_Requirements_.
Return only the number of lines that hold "this".
= = = =
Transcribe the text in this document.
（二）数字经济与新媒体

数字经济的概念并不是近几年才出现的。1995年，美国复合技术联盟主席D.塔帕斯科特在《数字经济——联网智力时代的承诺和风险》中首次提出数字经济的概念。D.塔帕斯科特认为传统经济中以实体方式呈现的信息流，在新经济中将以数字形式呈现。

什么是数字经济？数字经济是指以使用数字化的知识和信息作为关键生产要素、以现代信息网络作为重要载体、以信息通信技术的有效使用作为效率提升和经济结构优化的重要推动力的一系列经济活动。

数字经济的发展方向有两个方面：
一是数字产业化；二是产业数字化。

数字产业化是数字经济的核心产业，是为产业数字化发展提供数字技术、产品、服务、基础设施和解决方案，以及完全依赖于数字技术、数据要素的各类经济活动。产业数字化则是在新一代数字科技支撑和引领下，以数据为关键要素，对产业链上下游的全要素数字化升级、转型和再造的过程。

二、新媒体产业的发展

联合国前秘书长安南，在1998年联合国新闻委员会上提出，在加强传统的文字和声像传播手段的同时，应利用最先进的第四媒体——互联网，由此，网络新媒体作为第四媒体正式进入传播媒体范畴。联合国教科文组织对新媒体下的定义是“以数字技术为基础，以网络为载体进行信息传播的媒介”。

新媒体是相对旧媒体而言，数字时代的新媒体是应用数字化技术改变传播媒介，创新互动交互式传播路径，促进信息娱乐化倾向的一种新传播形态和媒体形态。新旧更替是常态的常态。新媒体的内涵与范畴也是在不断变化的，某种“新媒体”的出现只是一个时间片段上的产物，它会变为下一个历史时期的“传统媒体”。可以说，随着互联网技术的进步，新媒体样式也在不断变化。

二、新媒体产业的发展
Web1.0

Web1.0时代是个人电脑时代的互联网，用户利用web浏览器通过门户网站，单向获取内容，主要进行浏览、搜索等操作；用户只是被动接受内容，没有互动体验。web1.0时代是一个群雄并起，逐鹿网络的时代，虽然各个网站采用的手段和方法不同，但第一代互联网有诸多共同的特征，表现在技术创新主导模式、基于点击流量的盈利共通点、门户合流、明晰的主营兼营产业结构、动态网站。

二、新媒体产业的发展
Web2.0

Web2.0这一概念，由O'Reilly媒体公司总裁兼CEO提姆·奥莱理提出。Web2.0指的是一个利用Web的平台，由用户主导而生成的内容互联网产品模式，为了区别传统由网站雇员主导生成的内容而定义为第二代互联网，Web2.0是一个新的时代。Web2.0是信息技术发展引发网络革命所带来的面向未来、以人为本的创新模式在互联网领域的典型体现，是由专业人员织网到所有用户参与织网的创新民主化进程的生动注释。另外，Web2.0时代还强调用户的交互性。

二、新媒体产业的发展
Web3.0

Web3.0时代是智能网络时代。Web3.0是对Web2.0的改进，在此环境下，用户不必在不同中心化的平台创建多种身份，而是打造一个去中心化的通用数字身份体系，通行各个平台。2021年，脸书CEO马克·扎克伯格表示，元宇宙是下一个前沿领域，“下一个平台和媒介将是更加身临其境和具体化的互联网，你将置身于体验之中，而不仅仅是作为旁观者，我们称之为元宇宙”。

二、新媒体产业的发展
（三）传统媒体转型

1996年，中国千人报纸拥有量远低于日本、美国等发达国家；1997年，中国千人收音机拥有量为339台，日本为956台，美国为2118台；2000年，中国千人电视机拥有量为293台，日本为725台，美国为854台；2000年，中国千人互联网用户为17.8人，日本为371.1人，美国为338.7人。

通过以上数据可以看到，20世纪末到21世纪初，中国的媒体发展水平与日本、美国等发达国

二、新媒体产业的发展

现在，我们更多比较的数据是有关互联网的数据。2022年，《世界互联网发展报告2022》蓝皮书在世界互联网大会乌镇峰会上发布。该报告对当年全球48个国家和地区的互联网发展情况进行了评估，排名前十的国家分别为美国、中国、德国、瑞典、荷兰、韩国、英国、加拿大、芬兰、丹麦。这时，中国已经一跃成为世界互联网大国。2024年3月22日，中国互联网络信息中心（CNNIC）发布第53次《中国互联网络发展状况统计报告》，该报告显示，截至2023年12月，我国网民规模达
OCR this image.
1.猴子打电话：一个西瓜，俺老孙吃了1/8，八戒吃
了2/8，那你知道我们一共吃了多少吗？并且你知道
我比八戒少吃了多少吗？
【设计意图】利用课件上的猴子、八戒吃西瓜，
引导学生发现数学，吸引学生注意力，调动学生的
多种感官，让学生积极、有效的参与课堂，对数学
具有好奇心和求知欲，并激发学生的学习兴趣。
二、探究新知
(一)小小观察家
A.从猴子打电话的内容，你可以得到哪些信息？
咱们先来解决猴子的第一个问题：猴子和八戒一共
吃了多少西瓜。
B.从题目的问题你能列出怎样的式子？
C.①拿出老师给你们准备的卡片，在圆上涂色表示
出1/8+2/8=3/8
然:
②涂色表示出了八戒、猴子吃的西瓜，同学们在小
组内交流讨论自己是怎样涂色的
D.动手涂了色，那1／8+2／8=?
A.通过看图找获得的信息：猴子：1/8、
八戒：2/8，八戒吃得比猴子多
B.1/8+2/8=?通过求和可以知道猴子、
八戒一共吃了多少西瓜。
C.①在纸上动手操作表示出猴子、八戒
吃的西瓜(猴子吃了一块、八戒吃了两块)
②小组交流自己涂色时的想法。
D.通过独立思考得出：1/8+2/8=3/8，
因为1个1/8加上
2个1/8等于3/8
= = = =
_Solution to the exercise_.
2